Dataset items:

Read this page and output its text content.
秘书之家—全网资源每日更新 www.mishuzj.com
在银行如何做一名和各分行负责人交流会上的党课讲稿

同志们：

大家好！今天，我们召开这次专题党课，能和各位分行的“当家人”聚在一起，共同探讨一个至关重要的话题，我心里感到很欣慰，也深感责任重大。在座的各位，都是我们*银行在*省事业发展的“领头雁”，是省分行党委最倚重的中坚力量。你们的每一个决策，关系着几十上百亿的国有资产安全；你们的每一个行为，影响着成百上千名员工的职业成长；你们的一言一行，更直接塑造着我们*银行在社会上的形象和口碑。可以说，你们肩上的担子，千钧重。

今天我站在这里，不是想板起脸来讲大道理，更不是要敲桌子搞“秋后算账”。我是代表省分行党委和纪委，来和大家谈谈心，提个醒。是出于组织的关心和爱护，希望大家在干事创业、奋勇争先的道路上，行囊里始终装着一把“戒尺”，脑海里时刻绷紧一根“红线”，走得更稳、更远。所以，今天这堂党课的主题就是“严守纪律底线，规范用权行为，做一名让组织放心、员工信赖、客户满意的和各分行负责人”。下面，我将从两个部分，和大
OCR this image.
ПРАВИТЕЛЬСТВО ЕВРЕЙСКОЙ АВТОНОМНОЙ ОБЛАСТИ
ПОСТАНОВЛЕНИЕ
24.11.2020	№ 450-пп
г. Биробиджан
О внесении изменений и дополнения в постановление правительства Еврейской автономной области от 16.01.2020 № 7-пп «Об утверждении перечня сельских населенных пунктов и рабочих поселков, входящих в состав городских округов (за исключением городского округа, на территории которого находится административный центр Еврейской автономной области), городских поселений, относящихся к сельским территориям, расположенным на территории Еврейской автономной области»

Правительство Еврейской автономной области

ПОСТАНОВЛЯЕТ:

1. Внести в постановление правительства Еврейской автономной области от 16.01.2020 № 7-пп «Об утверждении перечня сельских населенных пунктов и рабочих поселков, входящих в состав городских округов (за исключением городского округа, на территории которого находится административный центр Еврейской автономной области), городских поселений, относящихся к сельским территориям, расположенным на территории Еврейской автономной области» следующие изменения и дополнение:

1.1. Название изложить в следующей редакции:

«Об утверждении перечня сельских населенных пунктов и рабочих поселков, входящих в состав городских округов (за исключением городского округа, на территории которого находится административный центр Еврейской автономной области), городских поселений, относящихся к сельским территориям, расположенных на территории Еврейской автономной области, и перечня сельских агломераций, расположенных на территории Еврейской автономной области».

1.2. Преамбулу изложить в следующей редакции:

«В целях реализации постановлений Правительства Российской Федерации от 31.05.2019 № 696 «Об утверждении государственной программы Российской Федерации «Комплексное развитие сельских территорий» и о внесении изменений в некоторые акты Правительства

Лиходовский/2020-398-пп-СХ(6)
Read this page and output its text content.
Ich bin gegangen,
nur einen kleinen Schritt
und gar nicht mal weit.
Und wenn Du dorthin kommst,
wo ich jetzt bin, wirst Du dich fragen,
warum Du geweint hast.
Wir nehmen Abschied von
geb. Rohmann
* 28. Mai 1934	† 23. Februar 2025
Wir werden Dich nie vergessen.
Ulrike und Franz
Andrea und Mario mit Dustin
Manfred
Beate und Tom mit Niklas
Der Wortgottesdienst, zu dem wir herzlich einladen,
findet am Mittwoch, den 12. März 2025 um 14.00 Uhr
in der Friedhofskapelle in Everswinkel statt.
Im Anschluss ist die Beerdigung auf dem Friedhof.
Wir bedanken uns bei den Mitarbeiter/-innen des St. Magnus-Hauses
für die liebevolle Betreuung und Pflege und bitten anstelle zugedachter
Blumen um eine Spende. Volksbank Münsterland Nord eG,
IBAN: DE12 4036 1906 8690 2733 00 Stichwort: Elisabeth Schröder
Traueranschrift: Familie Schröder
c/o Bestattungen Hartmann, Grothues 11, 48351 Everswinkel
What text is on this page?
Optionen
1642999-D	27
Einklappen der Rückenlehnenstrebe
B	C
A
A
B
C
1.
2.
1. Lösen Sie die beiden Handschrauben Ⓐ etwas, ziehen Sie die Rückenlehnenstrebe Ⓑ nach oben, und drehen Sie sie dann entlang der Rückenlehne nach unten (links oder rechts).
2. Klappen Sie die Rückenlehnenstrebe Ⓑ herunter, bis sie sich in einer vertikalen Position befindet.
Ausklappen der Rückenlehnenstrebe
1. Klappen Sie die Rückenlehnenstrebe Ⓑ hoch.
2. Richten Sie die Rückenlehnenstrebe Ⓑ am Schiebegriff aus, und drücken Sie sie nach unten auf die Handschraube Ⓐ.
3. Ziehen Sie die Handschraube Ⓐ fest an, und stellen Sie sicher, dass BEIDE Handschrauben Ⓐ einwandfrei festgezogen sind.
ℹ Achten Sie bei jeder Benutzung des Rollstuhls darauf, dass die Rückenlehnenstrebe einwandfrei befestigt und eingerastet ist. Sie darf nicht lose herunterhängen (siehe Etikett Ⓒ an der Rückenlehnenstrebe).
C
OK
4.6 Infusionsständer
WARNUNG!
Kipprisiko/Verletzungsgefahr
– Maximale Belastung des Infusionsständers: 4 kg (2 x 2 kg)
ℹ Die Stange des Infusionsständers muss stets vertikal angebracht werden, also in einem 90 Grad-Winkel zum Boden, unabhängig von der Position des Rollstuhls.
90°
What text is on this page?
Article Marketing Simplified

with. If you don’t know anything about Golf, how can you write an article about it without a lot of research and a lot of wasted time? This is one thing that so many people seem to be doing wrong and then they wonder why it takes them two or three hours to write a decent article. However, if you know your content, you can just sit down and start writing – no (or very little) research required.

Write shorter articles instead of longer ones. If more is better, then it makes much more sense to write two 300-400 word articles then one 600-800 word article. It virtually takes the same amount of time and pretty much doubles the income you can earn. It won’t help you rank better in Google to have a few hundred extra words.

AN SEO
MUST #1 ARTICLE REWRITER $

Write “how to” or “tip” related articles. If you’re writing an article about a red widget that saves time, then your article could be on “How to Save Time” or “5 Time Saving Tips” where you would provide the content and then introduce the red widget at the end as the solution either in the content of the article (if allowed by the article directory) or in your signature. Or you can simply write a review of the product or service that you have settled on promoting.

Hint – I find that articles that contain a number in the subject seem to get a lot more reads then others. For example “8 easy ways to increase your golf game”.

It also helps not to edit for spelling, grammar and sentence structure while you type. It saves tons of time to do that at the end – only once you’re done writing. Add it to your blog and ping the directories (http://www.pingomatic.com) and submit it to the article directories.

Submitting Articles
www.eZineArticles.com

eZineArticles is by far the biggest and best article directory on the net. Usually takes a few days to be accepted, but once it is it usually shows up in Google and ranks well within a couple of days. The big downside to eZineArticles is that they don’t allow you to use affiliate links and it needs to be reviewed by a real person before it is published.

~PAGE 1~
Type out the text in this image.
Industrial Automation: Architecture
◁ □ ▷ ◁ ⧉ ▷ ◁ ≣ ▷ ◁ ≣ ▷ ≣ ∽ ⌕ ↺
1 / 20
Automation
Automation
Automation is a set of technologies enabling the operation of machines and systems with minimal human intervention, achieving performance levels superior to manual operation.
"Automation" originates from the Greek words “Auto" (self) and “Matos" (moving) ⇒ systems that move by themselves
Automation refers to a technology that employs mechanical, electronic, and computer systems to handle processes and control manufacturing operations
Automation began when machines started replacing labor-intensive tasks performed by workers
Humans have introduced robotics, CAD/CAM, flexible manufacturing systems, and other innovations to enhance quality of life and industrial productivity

=== Exercise goal ===
Using the listing above, retype each line exactly.

=== Solution for this problem ===
Read this page and output its text content.
秘书之家—全网资源每日更新 www.mishuzj.com
在银行如何做一名和各分行负责人交流会上的党课讲稿

同志们：

大家好！今天，我们召开这次专题党课，能和各位分行的“当家人”聚在一起，共同探讨一个至关重要的话题，我心里感到很欣慰，也深感责任重大。在座的各位，都是我们*银行在*省事业发展的“领头雁”，是省分行党委最倚重的中坚力量。你们的每一个决策，关系着几十上百亿的国有资产安全；你们的每一个行为，影响着成百上千名员工的职业成长；你们的一言一行，更直接塑造着我们*银行在社会上的形象和口碑。可以说，你们肩上的担子，千钧重。

今天我站在这里，不是想板起脸来讲大道理，更不是要敲桌子搞“秋后算账”。我是代表省分行党委和纪委，来和大家谈谈心，提个醒。是出于组织的关心和爱护，希望大家在干事创业、奋勇争先的道路上，行囊里始终装着一把“戒尺”，脑海里时刻绷紧一根“红线”，走得更稳、更远。所以，今天这堂党课的主题就是“严守纪律底线，规范用权行为，做一名让组织放心、员工信赖、客户满意的和各分行负责人”。下面，我将从两个部分，和大
OCR this image.
ПРАВИТЕЛЬСТВО ЕВРЕЙСКОЙ АВТОНОМНОЙ ОБЛАСТИ
ПОСТАНОВЛЕНИЕ
24.11.2020	№ 450-пп
г. Биробиджан
О внесении изменений и дополнения в постановление правительства Еврейской автономной области от 16.01.2020 № 7-пп «Об утверждении перечня сельских населенных пунктов и рабочих поселков, входящих в состав городских округов (за исключением городского округа, на территории которого находится административный центр Еврейской автономной области), городских поселений, относящихся к сельским территориям, расположенным на территории Еврейской автономной области»

Правительство Еврейской автономной области

ПОСТАНОВЛЯЕТ:

1. Внести в постановление правительства Еврейской автономной области от 16.01.2020 № 7-пп «Об утверждении перечня сельских населенных пунктов и рабочих поселков, входящих в состав городских округов (за исключением городского округа, на территории которого находится административный центр Еврейской автономной области), городских поселений, относящихся к сельским территориям, расположенным на территории Еврейской автономной области» следующие изменения и дополнение:

1.1. Название изложить в следующей редакции:

«Об утверждении перечня сельских населенных пунктов и рабочих поселков, входящих в состав городских округов (за исключением городского округа, на территории которого находится административный центр Еврейской автономной области), городских поселений, относящихся к сельским территориям, расположенных на территории Еврейской автономной области, и перечня сельских агломераций, расположенных на территории Еврейской автономной области».

1.2. Преамбулу изложить в следующей редакции:

«В целях реализации постановлений Правительства Российской Федерации от 31.05.2019 № 696 «Об утверждении государственной программы Российской Федерации «Комплексное развитие сельских территорий» и о внесении изменений в некоторые акты Правительства

Лиходовский/2020-398-пп-СХ(6)
Read this page and output its text content.
Ich bin gegangen,
nur einen kleinen Schritt
und gar nicht mal weit.
Und wenn Du dorthin kommst,
wo ich jetzt bin, wirst Du dich fragen,
warum Du geweint hast.
Wir nehmen Abschied von
geb. Rohmann
* 28. Mai 1934	† 23. Februar 2025
Wir werden Dich nie vergessen.
Ulrike und Franz
Andrea und Mario mit Dustin
Manfred
Beate und Tom mit Niklas
Der Wortgottesdienst, zu dem wir herzlich einladen,
findet am Mittwoch, den 12. März 2025 um 14.00 Uhr
in der Friedhofskapelle in Everswinkel statt.
Im Anschluss ist die Beerdigung auf dem Friedhof.
Wir bedanken uns bei den Mitarbeiter/-innen des St. Magnus-Hauses
für die liebevolle Betreuung und Pflege und bitten anstelle zugedachter
Blumen um eine Spende. Volksbank Münsterland Nord eG,
IBAN: DE12 4036 1906 8690 2733 00 Stichwort: Elisabeth Schröder
Traueranschrift: Familie Schröder
c/o Bestattungen Hartmann, Grothues 11, 48351 Everswinkel
What text is on this page?
Optionen
1642999-D	27
Einklappen der Rückenlehnenstrebe
B	C
A
A
B
C
1.
2.
1. Lösen Sie die beiden Handschrauben Ⓐ etwas, ziehen Sie die Rückenlehnenstrebe Ⓑ nach oben, und drehen Sie sie dann entlang der Rückenlehne nach unten (links oder rechts).
2. Klappen Sie die Rückenlehnenstrebe Ⓑ herunter, bis sie sich in einer vertikalen Position befindet.
Ausklappen der Rückenlehnenstrebe
1. Klappen Sie die Rückenlehnenstrebe Ⓑ hoch.
2. Richten Sie die Rückenlehnenstrebe Ⓑ am Schiebegriff aus, und drücken Sie sie nach unten auf die Handschraube Ⓐ.
3. Ziehen Sie die Handschraube Ⓐ fest an, und stellen Sie sicher, dass BEIDE Handschrauben Ⓐ einwandfrei festgezogen sind.
ℹ Achten Sie bei jeder Benutzung des Rollstuhls darauf, dass die Rückenlehnenstrebe einwandfrei befestigt und eingerastet ist. Sie darf nicht lose herunterhängen (siehe Etikett Ⓒ an der Rückenlehnenstrebe).
C
OK
4.6 Infusionsständer
WARNUNG!
Kipprisiko/Verletzungsgefahr
– Maximale Belastung des Infusionsständers: 4 kg (2 x 2 kg)
ℹ Die Stange des Infusionsständers muss stets vertikal angebracht werden, also in einem 90 Grad-Winkel zum Boden, unabhängig von der Position des Rollstuhls.
90°
What text is on this page?
Article Marketing Simplified

with. If you don’t know anything about Golf, how can you write an article about it without a lot of research and a lot of wasted time? This is one thing that so many people seem to be doing wrong and then they wonder why it takes them two or three hours to write a decent article. However, if you know your content, you can just sit down and start writing – no (or very little) research required.

Write shorter articles instead of longer ones. If more is better, then it makes much more sense to write two 300-400 word articles then one 600-800 word article. It virtually takes the same amount of time and pretty much doubles the income you can earn. It won’t help you rank better in Google to have a few hundred extra words.

AN SEO
MUST #1 ARTICLE REWRITER $

Write “how to” or “tip” related articles. If you’re writing an article about a red widget that saves time, then your article could be on “How to Save Time” or “5 Time Saving Tips” where you would provide the content and then introduce the red widget at the end as the solution either in the content of the article (if allowed by the article directory) or in your signature. Or you can simply write a review of the product or service that you have settled on promoting.

Hint – I find that articles that contain a number in the subject seem to get a lot more reads then others. For example “8 easy ways to increase your golf game”.

It also helps not to edit for spelling, grammar and sentence structure while you type. It saves tons of time to do that at the end – only once you’re done writing. Add it to your blog and ping the directories (http://www.pingomatic.com) and submit it to the article directories.

Submitting Articles
www.eZineArticles.com

eZineArticles is by far the biggest and best article directory on the net. Usually takes a few days to be accepted, but once it is it usually shows up in Google and ranks well within a couple of days. The big downside to eZineArticles is that they don’t allow you to use affiliate links and it needs to be reviewed by a real person before it is published.

~PAGE 1~
Type out the text in this image.
Industrial Automation: Architecture
◁ □ ▷ ◁ ⧉ ▷ ◁ ≣ ▷ ◁ ≣ ▷ ≣ ∽ ⌕ ↺
1 / 20
Automation
Automation
Automation is a set of technologies enabling the operation of machines and systems with minimal human intervention, achieving performance levels superior to manual operation.
"Automation" originates from the Greek words “Auto" (self) and “Matos" (moving) ⇒ systems that move by themselves
Automation refers to a technology that employs mechanical, electronic, and computer systems to handle processes and control manufacturing operations
Automation began when machines started replacing labor-intensive tasks performed by workers
Humans have introduced robotics, CAD/CAM, flexible manufacturing systems, and other innovations to enhance quality of life and industrial productivity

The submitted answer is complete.